● Prompt: Output the lines of the rows below as a JSON list of strings, one string per line and with blank lines left out. Begin at the first line of the rows and stop after the line containing "fit-table xyxy=(205,860,1259,1355)", including both of those lines.

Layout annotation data
## Begin
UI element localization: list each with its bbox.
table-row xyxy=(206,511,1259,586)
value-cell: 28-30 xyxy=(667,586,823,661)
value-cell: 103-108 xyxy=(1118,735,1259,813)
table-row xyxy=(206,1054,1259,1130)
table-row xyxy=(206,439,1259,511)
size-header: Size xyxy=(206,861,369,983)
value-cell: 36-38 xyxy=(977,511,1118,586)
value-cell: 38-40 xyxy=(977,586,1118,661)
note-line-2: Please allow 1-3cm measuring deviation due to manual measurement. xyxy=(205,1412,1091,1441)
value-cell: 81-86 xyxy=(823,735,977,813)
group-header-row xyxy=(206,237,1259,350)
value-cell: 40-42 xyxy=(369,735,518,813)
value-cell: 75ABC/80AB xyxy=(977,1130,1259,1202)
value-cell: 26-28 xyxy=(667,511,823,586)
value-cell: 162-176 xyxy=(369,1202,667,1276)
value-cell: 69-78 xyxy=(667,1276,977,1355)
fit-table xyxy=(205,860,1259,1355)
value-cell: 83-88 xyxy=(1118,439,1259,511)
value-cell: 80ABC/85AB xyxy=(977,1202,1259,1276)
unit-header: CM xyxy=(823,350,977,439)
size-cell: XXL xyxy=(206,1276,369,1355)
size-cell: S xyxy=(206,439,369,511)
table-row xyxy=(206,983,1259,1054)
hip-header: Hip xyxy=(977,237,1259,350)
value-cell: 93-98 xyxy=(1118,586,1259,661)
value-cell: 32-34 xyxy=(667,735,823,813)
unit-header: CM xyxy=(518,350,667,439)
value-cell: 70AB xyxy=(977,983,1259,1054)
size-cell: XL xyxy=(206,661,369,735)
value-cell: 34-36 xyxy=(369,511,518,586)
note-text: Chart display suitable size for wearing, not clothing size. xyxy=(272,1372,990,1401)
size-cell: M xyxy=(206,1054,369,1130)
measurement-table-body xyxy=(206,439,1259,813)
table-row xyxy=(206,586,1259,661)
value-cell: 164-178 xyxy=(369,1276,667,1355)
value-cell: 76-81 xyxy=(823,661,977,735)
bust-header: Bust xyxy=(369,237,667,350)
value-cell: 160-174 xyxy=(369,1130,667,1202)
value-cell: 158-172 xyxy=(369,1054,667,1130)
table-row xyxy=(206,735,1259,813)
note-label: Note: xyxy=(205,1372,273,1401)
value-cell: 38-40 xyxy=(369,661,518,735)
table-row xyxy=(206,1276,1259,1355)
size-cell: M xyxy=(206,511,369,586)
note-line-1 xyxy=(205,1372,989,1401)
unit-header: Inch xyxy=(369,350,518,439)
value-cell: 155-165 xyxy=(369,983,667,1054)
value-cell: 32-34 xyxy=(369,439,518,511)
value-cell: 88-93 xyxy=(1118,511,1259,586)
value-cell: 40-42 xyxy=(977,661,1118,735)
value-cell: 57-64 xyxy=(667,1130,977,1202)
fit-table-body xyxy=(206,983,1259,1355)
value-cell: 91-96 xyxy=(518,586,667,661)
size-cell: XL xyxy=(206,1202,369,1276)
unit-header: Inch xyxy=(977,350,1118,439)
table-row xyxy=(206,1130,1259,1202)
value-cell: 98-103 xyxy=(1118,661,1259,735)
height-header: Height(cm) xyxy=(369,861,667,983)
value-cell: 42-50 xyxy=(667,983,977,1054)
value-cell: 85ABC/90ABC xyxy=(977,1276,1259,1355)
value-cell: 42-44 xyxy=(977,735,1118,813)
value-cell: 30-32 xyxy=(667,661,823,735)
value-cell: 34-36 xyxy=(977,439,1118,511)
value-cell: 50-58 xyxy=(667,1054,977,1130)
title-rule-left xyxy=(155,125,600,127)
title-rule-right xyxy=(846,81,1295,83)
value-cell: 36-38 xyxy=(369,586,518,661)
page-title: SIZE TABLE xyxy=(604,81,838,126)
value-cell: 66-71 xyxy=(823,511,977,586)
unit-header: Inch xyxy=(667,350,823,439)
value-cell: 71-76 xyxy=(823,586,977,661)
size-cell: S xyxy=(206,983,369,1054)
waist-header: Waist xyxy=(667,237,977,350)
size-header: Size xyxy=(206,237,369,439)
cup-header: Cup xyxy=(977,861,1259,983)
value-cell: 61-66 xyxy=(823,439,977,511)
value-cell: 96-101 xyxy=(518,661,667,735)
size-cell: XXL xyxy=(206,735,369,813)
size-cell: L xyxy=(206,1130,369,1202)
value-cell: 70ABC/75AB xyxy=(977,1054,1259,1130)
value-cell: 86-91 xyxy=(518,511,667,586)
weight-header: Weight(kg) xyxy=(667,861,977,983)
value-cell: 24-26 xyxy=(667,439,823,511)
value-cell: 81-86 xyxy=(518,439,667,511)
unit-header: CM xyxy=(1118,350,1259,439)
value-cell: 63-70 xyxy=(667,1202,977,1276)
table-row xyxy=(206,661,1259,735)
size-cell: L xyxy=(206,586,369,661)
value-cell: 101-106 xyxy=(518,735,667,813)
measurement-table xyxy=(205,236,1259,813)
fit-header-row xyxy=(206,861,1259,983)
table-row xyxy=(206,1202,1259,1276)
## End
● Full response:
[
  "UI element localization: list each with its bbox.",
  "table-row xyxy=(206,511,1259,586)",
  "value-cell: 28-30 xyxy=(667,586,823,661)",
  "value-cell: 103-108 xyxy=(1118,735,1259,813)",
  "table-row xyxy=(206,1054,1259,1130)",
  "table-row xyxy=(206,439,1259,511)",
  "size-header: Size xyxy=(206,861,369,983)",
  "value-cell: 36-38 xyxy=(977,511,1118,586)",
  "value-cell: 38-40 xyxy=(977,586,1118,661)",
  "note-line-2: Please allow 1-3cm measuring deviation due to manual measurement. xyxy=(205,1412,1091,1441)",
  "value-cell: 81-86 xyxy=(823,735,977,813)",
  "group-header-row xyxy=(206,237,1259,350)",
  "value-cell: 40-42 xyxy=(369,735,518,813)",
  "value-cell: 75ABC/80AB xyxy=(977,1130,1259,1202)",
  "value-cell: 26-28 xyxy=(667,511,823,586)",
  "value-cell: 162-176 xyxy=(369,1202,667,1276)",
  "value-cell: 69-78 xyxy=(667,1276,977,1355)",
  "fit-table xyxy=(205,860,1259,1355)"
]